[Start of DATA SHOWN]

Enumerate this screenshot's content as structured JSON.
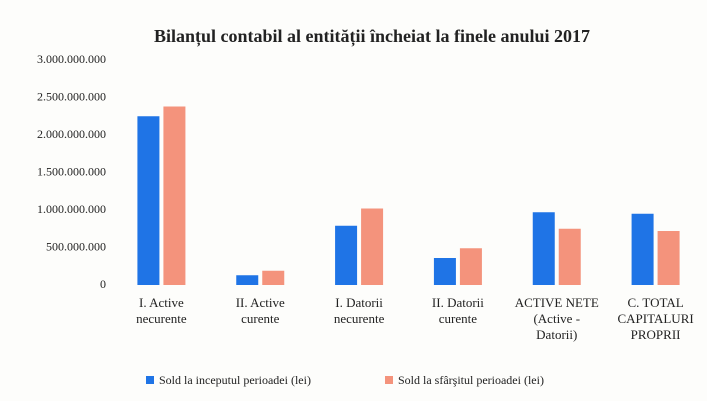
{
  "chart_data": {
    "type": "bar",
    "title": "Bilanțul contabil al entității încheiat la finele anului 2017",
    "categories": [
      [
        "I. Active",
        "necurente"
      ],
      [
        "II. Active",
        "curente"
      ],
      [
        "I. Datorii",
        "necurente"
      ],
      [
        "II. Datorii",
        "curente"
      ],
      [
        "ACTIVE NETE",
        "(Active -",
        "Datorii)"
      ],
      [
        "C. TOTAL",
        "CAPITALURI",
        "PROPRII"
      ]
    ],
    "series": [
      {
        "name": "Sold la inceputul perioadei (lei)",
        "color": "#1f74e6",
        "values": [
          2250000000,
          130000000,
          790000000,
          360000000,
          970000000,
          950000000
        ]
      },
      {
        "name": "Sold la sfârşitul perioadei  (lei)",
        "color": "#f4937c",
        "values": [
          2380000000,
          190000000,
          1020000000,
          490000000,
          750000000,
          720000000
        ]
      }
    ],
    "ylim": [
      0,
      3000000000
    ],
    "yticks": [
      0,
      {
        "value": 500000000,
        "label": "500.000.000"
      },
      {
        "value": 1000000000,
        "label": "1.000.000.000"
      },
      {
        "value": 1500000000,
        "label": "1.500.000.000"
      },
      {
        "value": 2000000000,
        "label": "2.000.000.000"
      },
      {
        "value": 2500000000,
        "label": "2.500.000.000"
      },
      {
        "value": 3000000000,
        "label": "3.000.000.000"
      }
    ],
    "grid": false,
    "legend": "bottom"
  }
}
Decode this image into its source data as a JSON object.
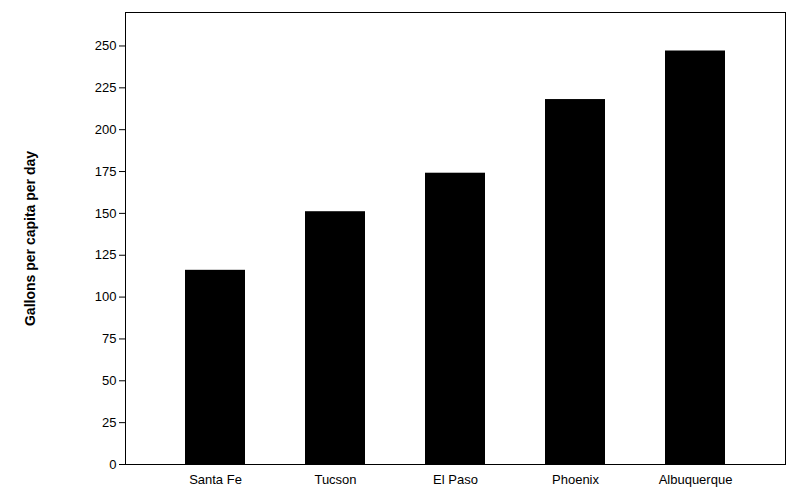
{
  "chart_data": {
    "type": "bar",
    "y_label": "Gallons per capita per day",
    "categories": [
      "Santa Fe",
      "Tucson",
      "El Paso",
      "Phoenix",
      "Albuquerque"
    ],
    "values": [
      116,
      151,
      174,
      218,
      247
    ],
    "color": "#000000",
    "ylim": [
      0,
      270
    ],
    "yticks": [
      0,
      25,
      50,
      75,
      100,
      125,
      150,
      175,
      200,
      225,
      250
    ],
    "grid": false
  }
}
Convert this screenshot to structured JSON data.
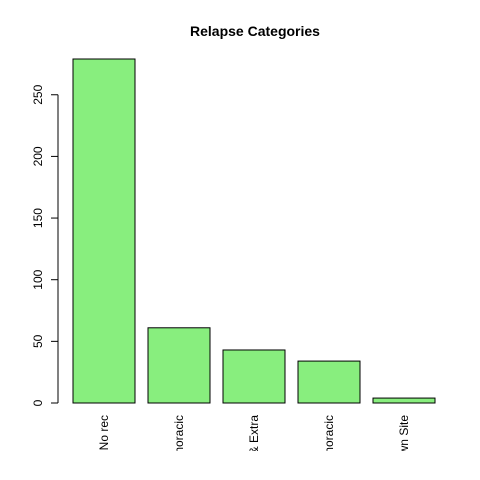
{
  "chart_data": {
    "type": "bar",
    "title": "Relapse Categories",
    "xlabel": "",
    "ylabel": "",
    "categories": [
      "No rec",
      "Intrathoracic",
      "Intra & Extra",
      "Extrathoracic",
      "Unknown Site"
    ],
    "values": [
      279,
      61,
      43,
      34,
      4
    ],
    "ylim": [
      0,
      279
    ],
    "yticks": [
      0,
      50,
      100,
      150,
      200,
      250
    ],
    "bar_color": "#88EE7E",
    "grid": false,
    "legend": "none"
  }
}
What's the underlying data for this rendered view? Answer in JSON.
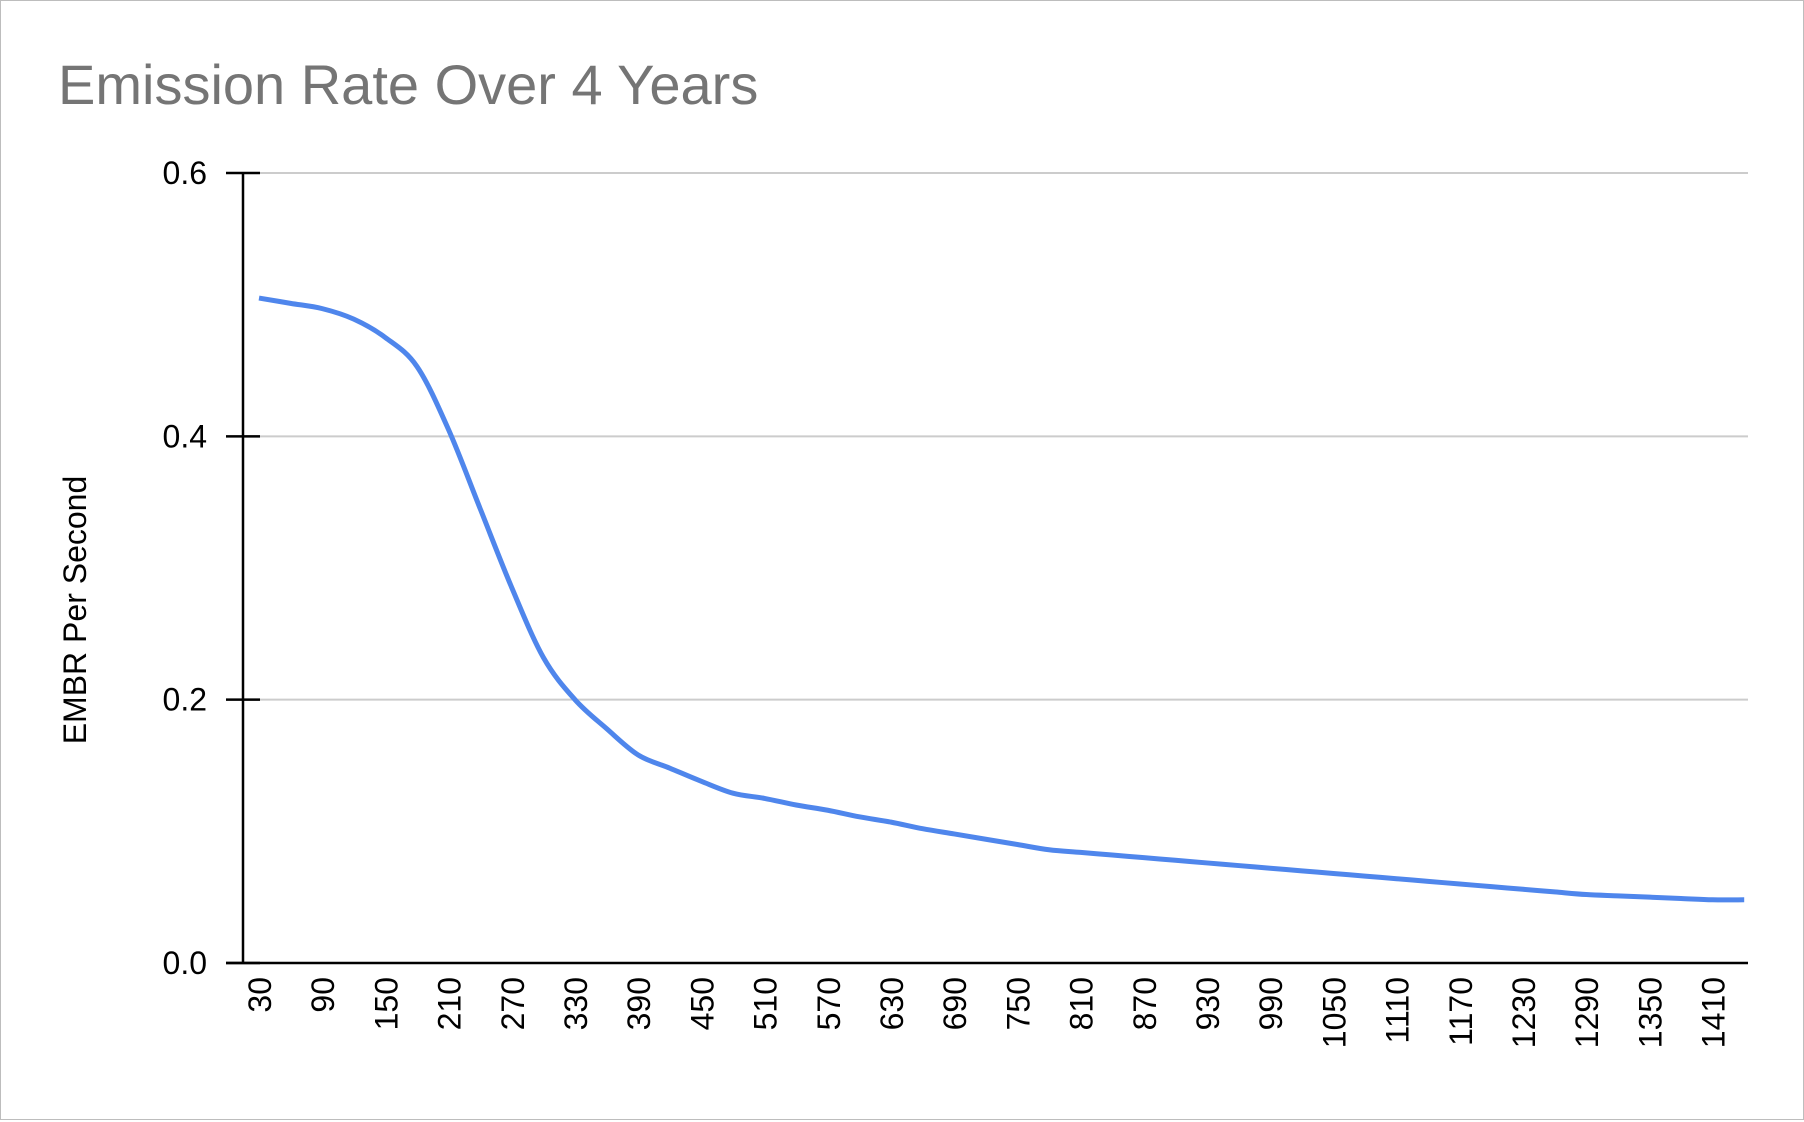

[End of DATA SHOWN]

• EXERCISE BRIEF: Pictures don't belong in the copy. Transcribe every record exactly as it appears.

• EXERCISE ANSWER:
Enumerate this screenshot's content as structured JSON.
{
  "chart_data": {
    "type": "bar",
    "title": "Bilanțul contabil al entității încheiat la finele anului 2017",
    "categories": [
      [
        "I. Active",
        "necurente"
      ],
      [
        "II. Active",
        "curente"
      ],
      [
        "I. Datorii",
        "necurente"
      ],
      [
        "II. Datorii",
        "curente"
      ],
      [
        "ACTIVE NETE",
        "(Active -",
        "Datorii)"
      ],
      [
        "C. TOTAL",
        "CAPITALURI",
        "PROPRII"
      ]
    ],
    "series": [
      {
        "name": "Sold la inceputul perioadei (lei)",
        "color": "#1f74e6",
        "values": [
          2250000000,
          130000000,
          790000000,
          360000000,
          970000000,
          950000000
        ]
      },
      {
        "name": "Sold la sfârşitul perioadei  (lei)",
        "color": "#f4937c",
        "values": [
          2380000000,
          190000000,
          1020000000,
          490000000,
          750000000,
          720000000
        ]
      }
    ],
    "ylim": [
      0,
      3000000000
    ],
    "yticks": [
      0,
      {
        "value": 500000000,
        "label": "500.000.000"
      },
      {
        "value": 1000000000,
        "label": "1.000.000.000"
      },
      {
        "value": 1500000000,
        "label": "1.500.000.000"
      },
      {
        "value": 2000000000,
        "label": "2.000.000.000"
      },
      {
        "value": 2500000000,
        "label": "2.500.000.000"
      },
      {
        "value": 3000000000,
        "label": "3.000.000.000"
      }
    ],
    "grid": false,
    "legend": "bottom"
  }
}
Decode this image into its source data as a JSON object.
{
  "chart_data": {
    "type": "bar",
    "y_label": "Gallons per capita per day",
    "categories": [
      "Santa Fe",
      "Tucson",
      "El Paso",
      "Phoenix",
      "Albuquerque"
    ],
    "values": [
      116,
      151,
      174,
      218,
      247
    ],
    "color": "#000000",
    "ylim": [
      0,
      270
    ],
    "yticks": [
      0,
      25,
      50,
      75,
      100,
      125,
      150,
      175,
      200,
      225,
      250
    ],
    "grid": false
  }
}
Convert this screenshot to structured JSON data.
{
  "chart_data": {
    "type": "bar",
    "title": "Relapse Categories",
    "xlabel": "",
    "ylabel": "",
    "categories": [
      "No rec",
      "Intrathoracic",
      "Intra & Extra",
      "Extrathoracic",
      "Unknown Site"
    ],
    "values": [
      279,
      61,
      43,
      34,
      4
    ],
    "ylim": [
      0,
      279
    ],
    "yticks": [
      0,
      50,
      100,
      150,
      200,
      250
    ],
    "bar_color": "#88EE7E",
    "grid": false,
    "legend": "none"
  }
}
What's the underlying data for this rendered view? Answer in JSON.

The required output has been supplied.